(Saved data entries)
>>>>>

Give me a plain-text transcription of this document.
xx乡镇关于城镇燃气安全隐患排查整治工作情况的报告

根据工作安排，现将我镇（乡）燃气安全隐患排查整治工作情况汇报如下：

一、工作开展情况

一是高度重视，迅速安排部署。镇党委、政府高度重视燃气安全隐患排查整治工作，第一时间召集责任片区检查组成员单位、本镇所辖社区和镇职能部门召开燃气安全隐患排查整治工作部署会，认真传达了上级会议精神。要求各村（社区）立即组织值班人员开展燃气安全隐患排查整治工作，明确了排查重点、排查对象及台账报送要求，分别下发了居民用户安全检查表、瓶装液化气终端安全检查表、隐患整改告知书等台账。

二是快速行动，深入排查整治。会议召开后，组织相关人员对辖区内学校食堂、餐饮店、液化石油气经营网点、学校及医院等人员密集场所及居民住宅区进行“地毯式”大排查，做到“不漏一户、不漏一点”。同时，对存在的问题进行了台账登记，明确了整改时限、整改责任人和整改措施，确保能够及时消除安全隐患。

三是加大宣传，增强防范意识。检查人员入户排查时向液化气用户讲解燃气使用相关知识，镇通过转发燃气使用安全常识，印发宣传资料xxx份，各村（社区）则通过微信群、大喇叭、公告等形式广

<<<<<

Restate each of the entries above verbatim.

Give me a plain-text transcription of this document.
xx乡镇关于城镇燃气安全隐患排查整治工作情况的报告

根据工作安排，现将我镇（乡）燃气安全隐患排查整治工作情况汇报如下：

一、工作开展情况

一是高度重视，迅速安排部署。镇党委、政府高度重视燃气安全隐患排查整治工作，第一时间召集责任片区检查组成员单位、本镇所辖社区和镇职能部门召开燃气安全隐患排查整治工作部署会，认真传达了上级会议精神。要求各村（社区）立即组织值班人员开展燃气安全隐患排查整治工作，明确了排查重点、排查对象及台账报送要求，分别下发了居民用户安全检查表、瓶装液化气终端安全检查表、隐患整改告知书等台账。

二是快速行动，深入排查整治。会议召开后，组织相关人员对辖区内学校食堂、餐饮店、液化石油气经营网点、学校及医院等人员密集场所及居民住宅区进行“地毯式”大排查，做到“不漏一户、不漏一点”。同时，对存在的问题进行了台账登记，明确了整改时限、整改责任人和整改措施，确保能够及时消除安全隐患。

三是加大宣传，增强防范意识。检查人员入户排查时向液化气用户讲解燃气使用相关知识，镇通过转发燃气使用安全常识，印发宣传资料xxx份，各村（社区）则通过微信群、大喇叭、公告等形式广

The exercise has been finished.